(Dataset listings of figures)
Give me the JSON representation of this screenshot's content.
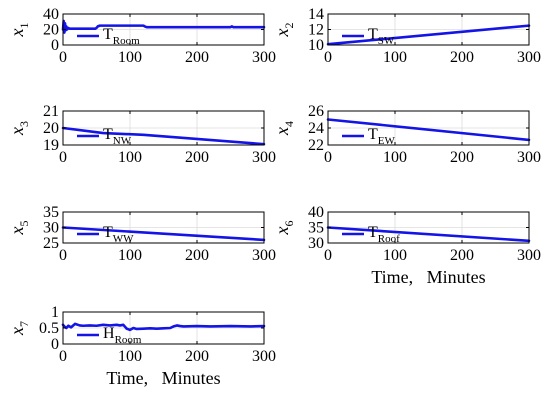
{
  "chart_data": [
    {
      "type": "line",
      "ylabel": "x",
      "ylabel_sub": "1",
      "legend": "T",
      "legend_sub": "Room",
      "xlabel": "",
      "xlim": [
        0,
        300
      ],
      "ylim": [
        0,
        40
      ],
      "xticks": [
        0,
        100,
        200,
        300
      ],
      "yticks": [
        0,
        20,
        40
      ],
      "x": [
        0,
        1,
        2,
        3,
        4,
        5,
        6,
        8,
        10,
        15,
        20,
        30,
        40,
        48,
        50,
        52,
        55,
        60,
        80,
        100,
        115,
        120,
        122,
        125,
        130,
        150,
        200,
        250,
        252,
        254,
        256,
        300
      ],
      "y": [
        20,
        31,
        16,
        28,
        19,
        24,
        20,
        22,
        21,
        21,
        21,
        21,
        21,
        21,
        22,
        24,
        25,
        25,
        25,
        25,
        25,
        25,
        24,
        23,
        23,
        23,
        23,
        23,
        24,
        23,
        23,
        23
      ]
    },
    {
      "type": "line",
      "ylabel": "x",
      "ylabel_sub": "2",
      "legend": "T",
      "legend_sub": "SW",
      "xlabel": "",
      "xlim": [
        0,
        300
      ],
      "ylim": [
        10,
        14
      ],
      "xticks": [
        0,
        100,
        200,
        300
      ],
      "yticks": [
        10,
        12,
        14
      ],
      "x": [
        0,
        300
      ],
      "y": [
        10.1,
        12.5
      ]
    },
    {
      "type": "line",
      "ylabel": "x",
      "ylabel_sub": "3",
      "legend": "T",
      "legend_sub": "NW",
      "xlabel": "",
      "xlim": [
        0,
        300
      ],
      "ylim": [
        19,
        21
      ],
      "xticks": [
        0,
        100,
        200,
        300
      ],
      "yticks": [
        19,
        20,
        21
      ],
      "x": [
        0,
        60,
        120,
        300
      ],
      "y": [
        20.0,
        19.7,
        19.6,
        19.05
      ]
    },
    {
      "type": "line",
      "ylabel": "x",
      "ylabel_sub": "4",
      "legend": "T",
      "legend_sub": "EW",
      "xlabel": "",
      "xlim": [
        0,
        300
      ],
      "ylim": [
        22,
        26
      ],
      "xticks": [
        0,
        100,
        200,
        300
      ],
      "yticks": [
        22,
        24,
        26
      ],
      "x": [
        0,
        300
      ],
      "y": [
        25.0,
        22.6
      ]
    },
    {
      "type": "line",
      "ylabel": "x",
      "ylabel_sub": "5",
      "legend": "T",
      "legend_sub": "WW",
      "xlabel": "",
      "xlim": [
        0,
        300
      ],
      "ylim": [
        25,
        35
      ],
      "xticks": [
        0,
        100,
        200,
        300
      ],
      "yticks": [
        25,
        30,
        35
      ],
      "x": [
        0,
        300
      ],
      "y": [
        30.0,
        26.0
      ]
    },
    {
      "type": "line",
      "ylabel": "x",
      "ylabel_sub": "6",
      "legend": "T",
      "legend_sub": "Roof",
      "xlabel": "Time,   Minutes",
      "xlim": [
        0,
        300
      ],
      "ylim": [
        30,
        40
      ],
      "xticks": [
        0,
        100,
        200,
        300
      ],
      "yticks": [
        30,
        35,
        40
      ],
      "x": [
        0,
        300
      ],
      "y": [
        35.0,
        30.7
      ]
    },
    {
      "type": "line",
      "ylabel": "x",
      "ylabel_sub": "7",
      "legend": "H",
      "legend_sub": "Room",
      "xlabel": "Time,   Minutes",
      "xlim": [
        0,
        300
      ],
      "ylim": [
        0,
        1
      ],
      "xticks": [
        0,
        100,
        200,
        300
      ],
      "yticks": [
        0,
        0.5,
        1
      ],
      "x": [
        0,
        2,
        5,
        8,
        12,
        18,
        25,
        30,
        40,
        50,
        60,
        70,
        80,
        85,
        90,
        95,
        100,
        105,
        110,
        120,
        130,
        140,
        150,
        160,
        165,
        170,
        175,
        180,
        200,
        220,
        250,
        280,
        300
      ],
      "y": [
        0.6,
        0.55,
        0.5,
        0.57,
        0.52,
        0.63,
        0.58,
        0.57,
        0.58,
        0.57,
        0.6,
        0.58,
        0.6,
        0.58,
        0.6,
        0.48,
        0.44,
        0.5,
        0.47,
        0.48,
        0.49,
        0.48,
        0.49,
        0.5,
        0.55,
        0.58,
        0.56,
        0.55,
        0.56,
        0.55,
        0.56,
        0.55,
        0.56
      ]
    }
  ]
}
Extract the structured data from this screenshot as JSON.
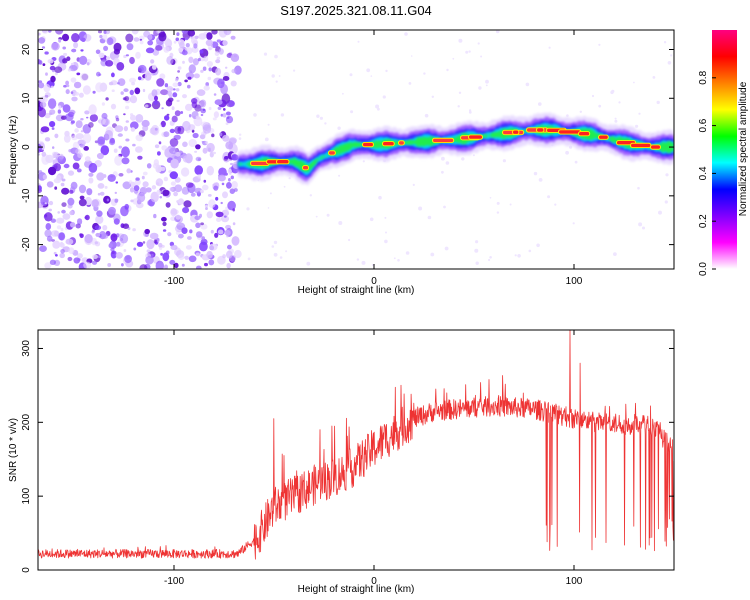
{
  "title": "S197.2025.321.08.11.G04",
  "chart_data": [
    {
      "type": "heatmap",
      "xlabel": "Height of straight line (km)",
      "ylabel": "Frequency (Hz)",
      "xlim": [
        -168,
        150
      ],
      "ylim": [
        -25,
        24
      ],
      "xticks": [
        -100,
        0,
        100
      ],
      "yticks": [
        -20,
        -10,
        0,
        10,
        20
      ],
      "colorbar_label": "Normalized spectral amplitude",
      "colorbar_range": [
        0.0,
        1.0
      ],
      "colorbar_ticks": [
        0.0,
        0.2,
        0.4,
        0.6,
        0.8
      ],
      "colorbar_colors": [
        "#ffffff",
        "#ff00ff",
        "#8000ff",
        "#0000ff",
        "#00ffff",
        "#00ff00",
        "#ffff00",
        "#ff8000",
        "#ff0000",
        "#ff0080"
      ],
      "noise_region_x": [
        -168,
        -68
      ],
      "signal_ridge": {
        "x": [
          -68,
          -60,
          -50,
          -40,
          -33,
          -28,
          -20,
          -10,
          0,
          20,
          40,
          60,
          80,
          90,
          100,
          110,
          120,
          130,
          140,
          150
        ],
        "frequency": [
          -3.5,
          -3.5,
          -3,
          -3,
          -4.5,
          -2.5,
          -1,
          0.5,
          0.5,
          1,
          1.5,
          2.5,
          3.5,
          3.5,
          3,
          2.5,
          1.5,
          0.5,
          0,
          0
        ]
      }
    },
    {
      "type": "line",
      "xlabel": "Height of straight line (km)",
      "ylabel": "SNR (10 * v/v)",
      "xlim": [
        -168,
        150
      ],
      "ylim": [
        0,
        325
      ],
      "xticks": [
        -100,
        0,
        100
      ],
      "yticks": [
        0,
        100,
        200,
        300
      ],
      "color": "#ee3333",
      "envelope": {
        "x": [
          -168,
          -100,
          -68,
          -58,
          -50,
          -40,
          -30,
          -20,
          -10,
          0,
          10,
          20,
          30,
          50,
          60,
          70,
          80,
          90,
          100,
          110,
          120,
          130,
          140,
          150
        ],
        "y": [
          22,
          22,
          22,
          45,
          85,
          100,
          115,
          125,
          140,
          165,
          185,
          205,
          215,
          220,
          222,
          220,
          218,
          212,
          205,
          200,
          198,
          197,
          195,
          160
        ]
      },
      "spikes": [
        {
          "x": -50,
          "y": 205
        },
        {
          "x": -45,
          "y": 155
        },
        {
          "x": -27,
          "y": 190
        },
        {
          "x": -21,
          "y": 195
        },
        {
          "x": 98,
          "y": 325
        },
        {
          "x": 103,
          "y": 280
        }
      ],
      "dropouts_x_range": [
        85,
        150
      ],
      "dropout_min_y": 25
    }
  ]
}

- **Requirements**: Reproduce each entry precisely. Leave the pictures out.

- **Solution**:
Give me the JSON representation of this screenshot's content.
{
  "chart_data": [
    {
      "type": "line",
      "ylabel": "x",
      "ylabel_sub": "1",
      "legend": "T",
      "legend_sub": "Room",
      "xlabel": "",
      "xlim": [
        0,
        300
      ],
      "ylim": [
        0,
        40
      ],
      "xticks": [
        0,
        100,
        200,
        300
      ],
      "yticks": [
        0,
        20,
        40
      ],
      "x": [
        0,
        1,
        2,
        3,
        4,
        5,
        6,
        8,
        10,
        15,
        20,
        30,
        40,
        48,
        50,
        52,
        55,
        60,
        80,
        100,
        115,
        120,
        122,
        125,
        130,
        150,
        200,
        250,
        252,
        254,
        256,
        300
      ],
      "y": [
        20,
        31,
        16,
        28,
        19,
        24,
        20,
        22,
        21,
        21,
        21,
        21,
        21,
        21,
        22,
        24,
        25,
        25,
        25,
        25,
        25,
        25,
        24,
        23,
        23,
        23,
        23,
        23,
        24,
        23,
        23,
        23
      ]
    },
    {
      "type": "line",
      "ylabel": "x",
      "ylabel_sub": "2",
      "legend": "T",
      "legend_sub": "SW",
      "xlabel": "",
      "xlim": [
        0,
        300
      ],
      "ylim": [
        10,
        14
      ],
      "xticks": [
        0,
        100,
        200,
        300
      ],
      "yticks": [
        10,
        12,
        14
      ],
      "x": [
        0,
        300
      ],
      "y": [
        10.1,
        12.5
      ]
    },
    {
      "type": "line",
      "ylabel": "x",
      "ylabel_sub": "3",
      "legend": "T",
      "legend_sub": "NW",
      "xlabel": "",
      "xlim": [
        0,
        300
      ],
      "ylim": [
        19,
        21
      ],
      "xticks": [
        0,
        100,
        200,
        300
      ],
      "yticks": [
        19,
        20,
        21
      ],
      "x": [
        0,
        60,
        120,
        300
      ],
      "y": [
        20.0,
        19.7,
        19.6,
        19.05
      ]
    },
    {
      "type": "line",
      "ylabel": "x",
      "ylabel_sub": "4",
      "legend": "T",
      "legend_sub": "EW",
      "xlabel": "",
      "xlim": [
        0,
        300
      ],
      "ylim": [
        22,
        26
      ],
      "xticks": [
        0,
        100,
        200,
        300
      ],
      "yticks": [
        22,
        24,
        26
      ],
      "x": [
        0,
        300
      ],
      "y": [
        25.0,
        22.6
      ]
    },
    {
      "type": "line",
      "ylabel": "x",
      "ylabel_sub": "5",
      "legend": "T",
      "legend_sub": "WW",
      "xlabel": "",
      "xlim": [
        0,
        300
      ],
      "ylim": [
        25,
        35
      ],
      "xticks": [
        0,
        100,
        200,
        300
      ],
      "yticks": [
        25,
        30,
        35
      ],
      "x": [
        0,
        300
      ],
      "y": [
        30.0,
        26.0
      ]
    },
    {
      "type": "line",
      "ylabel": "x",
      "ylabel_sub": "6",
      "legend": "T",
      "legend_sub": "Roof",
      "xlabel": "Time,   Minutes",
      "xlim": [
        0,
        300
      ],
      "ylim": [
        30,
        40
      ],
      "xticks": [
        0,
        100,
        200,
        300
      ],
      "yticks": [
        30,
        35,
        40
      ],
      "x": [
        0,
        300
      ],
      "y": [
        35.0,
        30.7
      ]
    },
    {
      "type": "line",
      "ylabel": "x",
      "ylabel_sub": "7",
      "legend": "H",
      "legend_sub": "Room",
      "xlabel": "Time,   Minutes",
      "xlim": [
        0,
        300
      ],
      "ylim": [
        0,
        1
      ],
      "xticks": [
        0,
        100,
        200,
        300
      ],
      "yticks": [
        0,
        0.5,
        1
      ],
      "x": [
        0,
        2,
        5,
        8,
        12,
        18,
        25,
        30,
        40,
        50,
        60,
        70,
        80,
        85,
        90,
        95,
        100,
        105,
        110,
        120,
        130,
        140,
        150,
        160,
        165,
        170,
        175,
        180,
        200,
        220,
        250,
        280,
        300
      ],
      "y": [
        0.6,
        0.55,
        0.5,
        0.57,
        0.52,
        0.63,
        0.58,
        0.57,
        0.58,
        0.57,
        0.6,
        0.58,
        0.6,
        0.58,
        0.6,
        0.48,
        0.44,
        0.5,
        0.47,
        0.48,
        0.49,
        0.48,
        0.49,
        0.5,
        0.55,
        0.58,
        0.56,
        0.55,
        0.56,
        0.55,
        0.56,
        0.55,
        0.56
      ]
    }
  ]
}
Extract the structured data from this screenshot as JSON.
{
  "title": "S197.2025.321.08.11.G04",
  "chart_data": [
    {
      "type": "heatmap",
      "xlabel": "Height of straight line (km)",
      "ylabel": "Frequency (Hz)",
      "xlim": [
        -168,
        150
      ],
      "ylim": [
        -25,
        24
      ],
      "xticks": [
        -100,
        0,
        100
      ],
      "yticks": [
        -20,
        -10,
        0,
        10,
        20
      ],
      "colorbar_label": "Normalized spectral amplitude",
      "colorbar_range": [
        0.0,
        1.0
      ],
      "colorbar_ticks": [
        0.0,
        0.2,
        0.4,
        0.6,
        0.8
      ],
      "colorbar_colors": [
        "#ffffff",
        "#ff00ff",
        "#8000ff",
        "#0000ff",
        "#00ffff",
        "#00ff00",
        "#ffff00",
        "#ff8000",
        "#ff0000",
        "#ff0080"
      ],
      "noise_region_x": [
        -168,
        -68
      ],
      "signal_ridge": {
        "x": [
          -68,
          -60,
          -50,
          -40,
          -33,
          -28,
          -20,
          -10,
          0,
          20,
          40,
          60,
          80,
          90,
          100,
          110,
          120,
          130,
          140,
          150
        ],
        "frequency": [
          -3.5,
          -3.5,
          -3,
          -3,
          -4.5,
          -2.5,
          -1,
          0.5,
          0.5,
          1,
          1.5,
          2.5,
          3.5,
          3.5,
          3,
          2.5,
          1.5,
          0.5,
          0,
          0
        ]
      }
    },
    {
      "type": "line",
      "xlabel": "Height of straight line (km)",
      "ylabel": "SNR (10 * v/v)",
      "xlim": [
        -168,
        150
      ],
      "ylim": [
        0,
        325
      ],
      "xticks": [
        -100,
        0,
        100
      ],
      "yticks": [
        0,
        100,
        200,
        300
      ],
      "color": "#ee3333",
      "envelope": {
        "x": [
          -168,
          -100,
          -68,
          -58,
          -50,
          -40,
          -30,
          -20,
          -10,
          0,
          10,
          20,
          30,
          50,
          60,
          70,
          80,
          90,
          100,
          110,
          120,
          130,
          140,
          150
        ],
        "y": [
          22,
          22,
          22,
          45,
          85,
          100,
          115,
          125,
          140,
          165,
          185,
          205,
          215,
          220,
          222,
          220,
          218,
          212,
          205,
          200,
          198,
          197,
          195,
          160
        ]
      },
      "spikes": [
        {
          "x": -50,
          "y": 205
        },
        {
          "x": -45,
          "y": 155
        },
        {
          "x": -27,
          "y": 190
        },
        {
          "x": -21,
          "y": 195
        },
        {
          "x": 98,
          "y": 325
        },
        {
          "x": 103,
          "y": 280
        }
      ],
      "dropouts_x_range": [
        85,
        150
      ],
      "dropout_min_y": 25
    }
  ]
}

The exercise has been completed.